[Exercise directions] Transcribe each of the records below exactly, excluding all pictures.

::::

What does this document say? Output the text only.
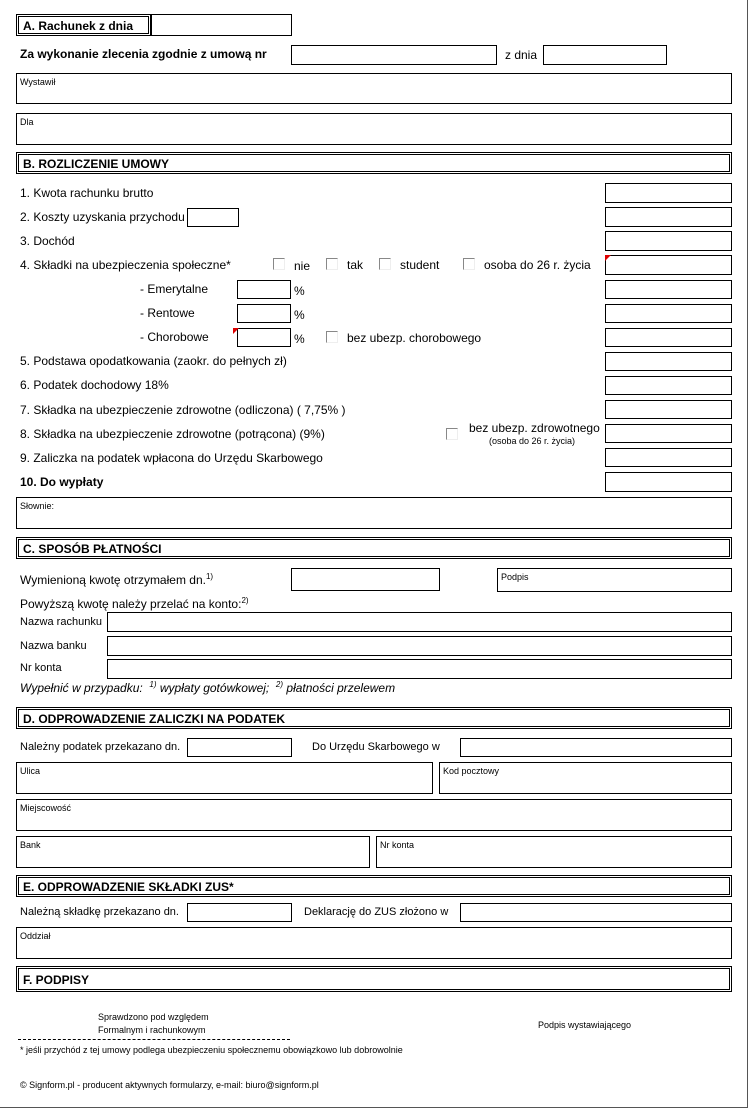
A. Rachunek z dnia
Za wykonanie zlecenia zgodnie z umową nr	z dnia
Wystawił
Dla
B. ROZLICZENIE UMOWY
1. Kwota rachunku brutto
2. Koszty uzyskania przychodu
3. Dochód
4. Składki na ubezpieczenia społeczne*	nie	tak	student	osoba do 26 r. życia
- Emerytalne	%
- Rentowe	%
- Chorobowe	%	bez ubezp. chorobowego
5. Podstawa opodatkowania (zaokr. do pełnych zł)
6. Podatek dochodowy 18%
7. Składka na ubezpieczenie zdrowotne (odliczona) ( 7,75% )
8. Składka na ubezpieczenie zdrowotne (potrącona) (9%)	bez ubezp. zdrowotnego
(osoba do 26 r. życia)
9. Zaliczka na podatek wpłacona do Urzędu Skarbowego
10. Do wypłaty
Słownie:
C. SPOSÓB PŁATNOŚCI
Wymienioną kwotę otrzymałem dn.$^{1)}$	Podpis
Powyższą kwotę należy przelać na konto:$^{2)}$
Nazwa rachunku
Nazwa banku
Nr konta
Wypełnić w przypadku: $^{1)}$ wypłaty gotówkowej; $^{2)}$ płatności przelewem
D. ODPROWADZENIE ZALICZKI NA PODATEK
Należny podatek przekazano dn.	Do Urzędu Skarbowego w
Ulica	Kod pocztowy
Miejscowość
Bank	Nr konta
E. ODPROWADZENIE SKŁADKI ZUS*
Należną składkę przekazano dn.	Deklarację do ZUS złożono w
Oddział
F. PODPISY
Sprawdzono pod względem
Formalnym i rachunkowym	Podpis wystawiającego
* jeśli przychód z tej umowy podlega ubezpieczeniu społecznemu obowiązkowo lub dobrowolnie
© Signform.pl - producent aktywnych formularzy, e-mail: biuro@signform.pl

::::

[The answer]
What does this document say? Output the text only.
A. Rachunek z dnia
Za wykonanie zlecenia zgodnie z umową nr	z dnia
Wystawił
Dla
B. ROZLICZENIE UMOWY
1. Kwota rachunku brutto
2. Koszty uzyskania przychodu
3. Dochód
4. Składki na ubezpieczenia społeczne*	nie	tak	student	osoba do 26 r. życia
- Emerytalne	%
- Rentowe	%
- Chorobowe	%	bez ubezp. chorobowego
5. Podstawa opodatkowania (zaokr. do pełnych zł)
6. Podatek dochodowy 18%
7. Składka na ubezpieczenie zdrowotne (odliczona) ( 7,75% )
8. Składka na ubezpieczenie zdrowotne (potrącona) (9%)	bez ubezp. zdrowotnego
(osoba do 26 r. życia)
9. Zaliczka na podatek wpłacona do Urzędu Skarbowego
10. Do wypłaty
Słownie:
C. SPOSÓB PŁATNOŚCI
Wymienioną kwotę otrzymałem dn.$^{1)}$	Podpis
Powyższą kwotę należy przelać na konto:$^{2)}$
Nazwa rachunku
Nazwa banku
Nr konta
Wypełnić w przypadku: $^{1)}$ wypłaty gotówkowej; $^{2)}$ płatności przelewem
D. ODPROWADZENIE ZALICZKI NA PODATEK
Należny podatek przekazano dn.	Do Urzędu Skarbowego w
Ulica	Kod pocztowy
Miejscowość
Bank	Nr konta
E. ODPROWADZENIE SKŁADKI ZUS*
Należną składkę przekazano dn.	Deklarację do ZUS złożono w
Oddział
F. PODPISY
Sprawdzono pod względem
Formalnym i rachunkowym	Podpis wystawiającego
* jeśli przychód z tej umowy podlega ubezpieczeniu społecznemu obowiązkowo lub dobrowolnie
© Signform.pl - producent aktywnych formularzy, e-mail: biuro@signform.pl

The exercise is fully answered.